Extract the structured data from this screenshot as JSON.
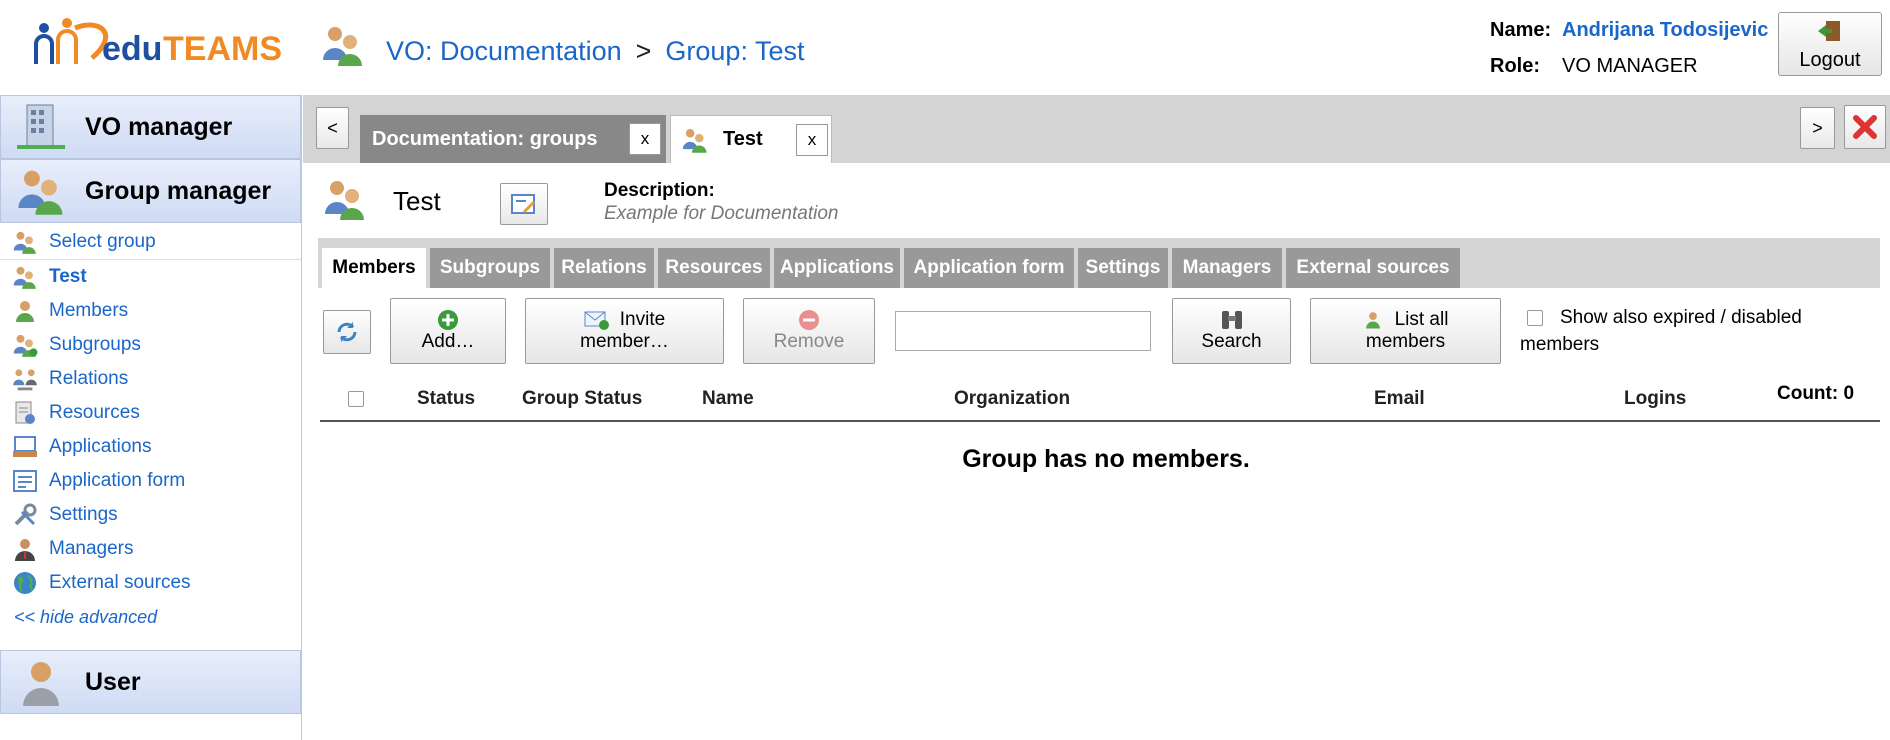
{
  "header": {
    "brand": "eduTEAMS",
    "vo_link": "VO: Documentation",
    "separator": ">",
    "group_link": "Group: Test",
    "name_label": "Name:",
    "user_name": "Andrijana Todosijevic",
    "role_label": "Role:",
    "role_value": "VO MANAGER",
    "logout_label": "Logout"
  },
  "sidebar": {
    "vo_manager": "VO manager",
    "group_manager": "Group manager",
    "items": [
      {
        "label": "Select group",
        "icon": "group-icon"
      },
      {
        "label": "Test",
        "icon": "group-icon"
      },
      {
        "label": "Members",
        "icon": "user-icon"
      },
      {
        "label": "Subgroups",
        "icon": "subgroups-icon"
      },
      {
        "label": "Relations",
        "icon": "relations-icon"
      },
      {
        "label": "Resources",
        "icon": "resources-icon"
      },
      {
        "label": "Applications",
        "icon": "applications-icon"
      },
      {
        "label": "Application form",
        "icon": "form-icon"
      },
      {
        "label": "Settings",
        "icon": "settings-icon"
      },
      {
        "label": "Managers",
        "icon": "manager-icon"
      },
      {
        "label": "External sources",
        "icon": "globe-icon"
      }
    ],
    "hide_advanced": "<< hide advanced",
    "user": "User"
  },
  "tabs": {
    "prev": "<",
    "next": ">",
    "tab1": "Documentation: groups",
    "tab2": "Test",
    "close": "x"
  },
  "group": {
    "title": "Test",
    "description_label": "Description:",
    "description": "Example for Documentation"
  },
  "section_tabs": [
    "Members",
    "Subgroups",
    "Relations",
    "Resources",
    "Applications",
    "Application form",
    "Settings",
    "Managers",
    "External sources"
  ],
  "toolbar": {
    "add": "Add…",
    "invite_line1": "Invite",
    "invite_line2": "member…",
    "remove": "Remove",
    "search_value": "",
    "search": "Search",
    "list_all_line1": "List all",
    "list_all_line2": "members",
    "show_expired": "Show also expired / disabled members"
  },
  "table": {
    "columns": [
      "Status",
      "Group Status",
      "Name",
      "Organization",
      "Email",
      "Logins"
    ],
    "count": "Count: 0",
    "empty": "Group has no members."
  },
  "colors": {
    "link": "#1a66c9",
    "tab_bar": "#d4d4d4",
    "logo_orange": "#f08a24"
  }
}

What is needed: Go through the entries above and output them exactly, without pictures.

The answer:
Extract the structured data from this screenshot as JSON.
{
  "header": {
    "brand": "eduTEAMS",
    "vo_link": "VO: Documentation",
    "separator": ">",
    "group_link": "Group: Test",
    "name_label": "Name:",
    "user_name": "Andrijana Todosijevic",
    "role_label": "Role:",
    "role_value": "VO MANAGER",
    "logout_label": "Logout"
  },
  "sidebar": {
    "vo_manager": "VO manager",
    "group_manager": "Group manager",
    "items": [
      {
        "label": "Select group",
        "icon": "group-icon"
      },
      {
        "label": "Test",
        "icon": "group-icon"
      },
      {
        "label": "Members",
        "icon": "user-icon"
      },
      {
        "label": "Subgroups",
        "icon": "subgroups-icon"
      },
      {
        "label": "Relations",
        "icon": "relations-icon"
      },
      {
        "label": "Resources",
        "icon": "resources-icon"
      },
      {
        "label": "Applications",
        "icon": "applications-icon"
      },
      {
        "label": "Application form",
        "icon": "form-icon"
      },
      {
        "label": "Settings",
        "icon": "settings-icon"
      },
      {
        "label": "Managers",
        "icon": "manager-icon"
      },
      {
        "label": "External sources",
        "icon": "globe-icon"
      }
    ],
    "hide_advanced": "<< hide advanced",
    "user": "User"
  },
  "tabs": {
    "prev": "<",
    "next": ">",
    "tab1": "Documentation: groups",
    "tab2": "Test",
    "close": "x"
  },
  "group": {
    "title": "Test",
    "description_label": "Description:",
    "description": "Example for Documentation"
  },
  "section_tabs": [
    "Members",
    "Subgroups",
    "Relations",
    "Resources",
    "Applications",
    "Application form",
    "Settings",
    "Managers",
    "External sources"
  ],
  "toolbar": {
    "add": "Add…",
    "invite_line1": "Invite",
    "invite_line2": "member…",
    "remove": "Remove",
    "search_value": "",
    "search": "Search",
    "list_all_line1": "List all",
    "list_all_line2": "members",
    "show_expired": "Show also expired / disabled members"
  },
  "table": {
    "columns": [
      "Status",
      "Group Status",
      "Name",
      "Organization",
      "Email",
      "Logins"
    ],
    "count": "Count: 0",
    "empty": "Group has no members."
  },
  "colors": {
    "link": "#1a66c9",
    "tab_bar": "#d4d4d4",
    "logo_orange": "#f08a24"
  }
}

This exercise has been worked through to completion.